## SHORT TASK
Can you give all the records again without altering a single character?

## DATA SHOWN

================

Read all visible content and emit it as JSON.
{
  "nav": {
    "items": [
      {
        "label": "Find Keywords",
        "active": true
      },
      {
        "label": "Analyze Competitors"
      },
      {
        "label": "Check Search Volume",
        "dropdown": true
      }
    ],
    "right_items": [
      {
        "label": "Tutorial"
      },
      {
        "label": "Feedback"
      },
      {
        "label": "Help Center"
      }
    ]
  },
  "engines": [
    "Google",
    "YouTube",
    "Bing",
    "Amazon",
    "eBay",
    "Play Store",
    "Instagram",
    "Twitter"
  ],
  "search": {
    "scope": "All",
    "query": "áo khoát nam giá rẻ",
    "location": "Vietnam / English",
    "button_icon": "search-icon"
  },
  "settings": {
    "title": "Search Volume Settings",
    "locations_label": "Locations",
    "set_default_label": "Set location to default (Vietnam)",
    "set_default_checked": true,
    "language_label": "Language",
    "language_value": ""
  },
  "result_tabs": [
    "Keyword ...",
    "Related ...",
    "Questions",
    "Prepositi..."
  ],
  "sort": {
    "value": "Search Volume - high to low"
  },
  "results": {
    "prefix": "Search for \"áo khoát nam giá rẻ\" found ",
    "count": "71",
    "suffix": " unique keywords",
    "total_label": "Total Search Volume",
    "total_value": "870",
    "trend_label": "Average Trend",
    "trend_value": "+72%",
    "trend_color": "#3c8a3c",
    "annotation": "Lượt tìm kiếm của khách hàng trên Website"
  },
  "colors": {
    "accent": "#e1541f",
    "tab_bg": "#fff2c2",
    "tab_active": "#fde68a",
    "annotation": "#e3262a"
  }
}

================

## RESPONSE FOR THIS EXERCISE
Read all visible content and emit it as JSON.
{
  "nav": {
    "items": [
      {
        "label": "Find Keywords",
        "active": true
      },
      {
        "label": "Analyze Competitors"
      },
      {
        "label": "Check Search Volume",
        "dropdown": true
      }
    ],
    "right_items": [
      {
        "label": "Tutorial"
      },
      {
        "label": "Feedback"
      },
      {
        "label": "Help Center"
      }
    ]
  },
  "engines": [
    "Google",
    "YouTube",
    "Bing",
    "Amazon",
    "eBay",
    "Play Store",
    "Instagram",
    "Twitter"
  ],
  "search": {
    "scope": "All",
    "query": "áo khoát nam giá rẻ",
    "location": "Vietnam / English",
    "button_icon": "search-icon"
  },
  "settings": {
    "title": "Search Volume Settings",
    "locations_label": "Locations",
    "set_default_label": "Set location to default (Vietnam)",
    "set_default_checked": true,
    "language_label": "Language",
    "language_value": ""
  },
  "result_tabs": [
    "Keyword ...",
    "Related ...",
    "Questions",
    "Prepositi..."
  ],
  "sort": {
    "value": "Search Volume - high to low"
  },
  "results": {
    "prefix": "Search for \"áo khoát nam giá rẻ\" found ",
    "count": "71",
    "suffix": " unique keywords",
    "total_label": "Total Search Volume",
    "total_value": "870",
    "trend_label": "Average Trend",
    "trend_value": "+72%",
    "trend_color": "#3c8a3c",
    "annotation": "Lượt tìm kiếm của khách hàng trên Website"
  },
  "colors": {
    "accent": "#e1541f",
    "tab_bg": "#fff2c2",
    "tab_active": "#fde68a",
    "annotation": "#e3262a"
  }
}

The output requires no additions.